*What is needed:* Copy every line with the string "stars" in it.

[Extracts from a graphics dataset]
################

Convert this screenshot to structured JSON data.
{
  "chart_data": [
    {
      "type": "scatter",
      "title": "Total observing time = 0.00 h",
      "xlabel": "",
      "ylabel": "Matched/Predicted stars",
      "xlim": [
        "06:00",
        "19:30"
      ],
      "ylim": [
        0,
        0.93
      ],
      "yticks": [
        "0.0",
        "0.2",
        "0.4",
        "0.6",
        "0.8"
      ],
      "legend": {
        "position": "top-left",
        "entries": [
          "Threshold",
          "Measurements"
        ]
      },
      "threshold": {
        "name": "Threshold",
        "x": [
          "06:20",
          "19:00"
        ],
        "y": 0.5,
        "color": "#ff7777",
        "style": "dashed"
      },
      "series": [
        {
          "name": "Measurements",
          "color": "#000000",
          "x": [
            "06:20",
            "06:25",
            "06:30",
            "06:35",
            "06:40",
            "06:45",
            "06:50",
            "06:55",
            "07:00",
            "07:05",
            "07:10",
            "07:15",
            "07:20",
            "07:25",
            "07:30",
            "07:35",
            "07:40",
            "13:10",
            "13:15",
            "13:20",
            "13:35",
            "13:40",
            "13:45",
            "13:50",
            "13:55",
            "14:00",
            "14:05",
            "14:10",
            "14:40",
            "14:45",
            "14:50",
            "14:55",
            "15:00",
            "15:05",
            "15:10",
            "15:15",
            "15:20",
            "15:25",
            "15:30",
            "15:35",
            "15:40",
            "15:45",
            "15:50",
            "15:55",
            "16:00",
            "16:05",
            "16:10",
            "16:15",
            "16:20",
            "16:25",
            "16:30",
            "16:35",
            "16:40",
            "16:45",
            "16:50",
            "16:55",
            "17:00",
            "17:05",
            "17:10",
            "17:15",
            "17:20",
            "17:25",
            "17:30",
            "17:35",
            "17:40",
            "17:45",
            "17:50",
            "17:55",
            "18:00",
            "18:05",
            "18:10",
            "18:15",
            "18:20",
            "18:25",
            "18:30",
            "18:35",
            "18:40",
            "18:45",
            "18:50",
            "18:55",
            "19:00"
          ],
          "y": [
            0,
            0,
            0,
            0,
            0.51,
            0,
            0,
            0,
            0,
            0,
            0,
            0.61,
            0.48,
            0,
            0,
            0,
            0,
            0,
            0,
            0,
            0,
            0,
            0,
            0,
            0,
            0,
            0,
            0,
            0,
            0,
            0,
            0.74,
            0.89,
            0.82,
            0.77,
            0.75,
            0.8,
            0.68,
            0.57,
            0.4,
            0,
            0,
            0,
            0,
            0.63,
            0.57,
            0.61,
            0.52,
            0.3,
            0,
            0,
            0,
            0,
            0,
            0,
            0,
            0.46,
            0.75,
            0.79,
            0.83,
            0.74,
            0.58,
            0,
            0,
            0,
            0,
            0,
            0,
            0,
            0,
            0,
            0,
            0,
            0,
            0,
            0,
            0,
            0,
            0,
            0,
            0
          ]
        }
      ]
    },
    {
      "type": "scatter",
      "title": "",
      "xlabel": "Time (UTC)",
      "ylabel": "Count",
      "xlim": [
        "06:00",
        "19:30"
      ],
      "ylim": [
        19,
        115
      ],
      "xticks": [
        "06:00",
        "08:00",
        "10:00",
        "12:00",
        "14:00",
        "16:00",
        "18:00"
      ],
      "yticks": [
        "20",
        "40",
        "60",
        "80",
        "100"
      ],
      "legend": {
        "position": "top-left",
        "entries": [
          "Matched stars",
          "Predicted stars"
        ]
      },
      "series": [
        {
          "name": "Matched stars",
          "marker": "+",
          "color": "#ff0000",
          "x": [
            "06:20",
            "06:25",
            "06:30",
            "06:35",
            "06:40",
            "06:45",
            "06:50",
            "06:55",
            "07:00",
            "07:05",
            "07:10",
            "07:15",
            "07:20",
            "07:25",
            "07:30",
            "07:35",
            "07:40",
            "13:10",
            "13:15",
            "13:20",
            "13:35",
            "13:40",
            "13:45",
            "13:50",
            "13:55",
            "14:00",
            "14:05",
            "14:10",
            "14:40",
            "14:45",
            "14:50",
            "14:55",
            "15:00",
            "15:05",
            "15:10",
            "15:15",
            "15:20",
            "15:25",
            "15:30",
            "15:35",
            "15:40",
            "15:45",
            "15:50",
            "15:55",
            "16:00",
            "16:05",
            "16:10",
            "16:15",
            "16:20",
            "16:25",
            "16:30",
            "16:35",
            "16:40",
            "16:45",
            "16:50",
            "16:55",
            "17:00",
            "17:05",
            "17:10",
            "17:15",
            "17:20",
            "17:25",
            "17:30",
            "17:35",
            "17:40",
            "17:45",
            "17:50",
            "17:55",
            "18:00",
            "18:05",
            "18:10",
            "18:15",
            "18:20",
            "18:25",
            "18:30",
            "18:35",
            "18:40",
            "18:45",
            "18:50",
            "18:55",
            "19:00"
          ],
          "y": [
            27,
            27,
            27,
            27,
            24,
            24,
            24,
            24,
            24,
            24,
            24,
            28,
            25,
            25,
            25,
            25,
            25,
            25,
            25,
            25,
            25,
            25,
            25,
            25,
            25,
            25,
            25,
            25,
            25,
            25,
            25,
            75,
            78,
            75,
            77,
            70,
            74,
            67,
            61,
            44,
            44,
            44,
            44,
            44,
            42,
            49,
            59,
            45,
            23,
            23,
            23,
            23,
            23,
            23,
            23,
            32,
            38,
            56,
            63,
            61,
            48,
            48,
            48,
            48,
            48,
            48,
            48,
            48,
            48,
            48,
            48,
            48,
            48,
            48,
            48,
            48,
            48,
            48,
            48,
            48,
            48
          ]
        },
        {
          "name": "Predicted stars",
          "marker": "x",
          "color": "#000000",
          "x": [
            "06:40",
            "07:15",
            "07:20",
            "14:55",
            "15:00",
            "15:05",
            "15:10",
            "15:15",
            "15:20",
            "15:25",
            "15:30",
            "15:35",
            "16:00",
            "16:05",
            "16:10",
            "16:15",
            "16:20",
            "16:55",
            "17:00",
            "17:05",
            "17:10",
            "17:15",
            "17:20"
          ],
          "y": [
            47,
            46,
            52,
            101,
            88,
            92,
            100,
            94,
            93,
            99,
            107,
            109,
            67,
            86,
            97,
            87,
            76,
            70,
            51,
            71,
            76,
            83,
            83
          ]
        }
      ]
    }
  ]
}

################

*Right answer:*
      "ylabel": "Matched/Predicted stars",
          "Matched stars",
          "Predicted stars"
          "name": "Matched stars",
          "name": "Predicted stars",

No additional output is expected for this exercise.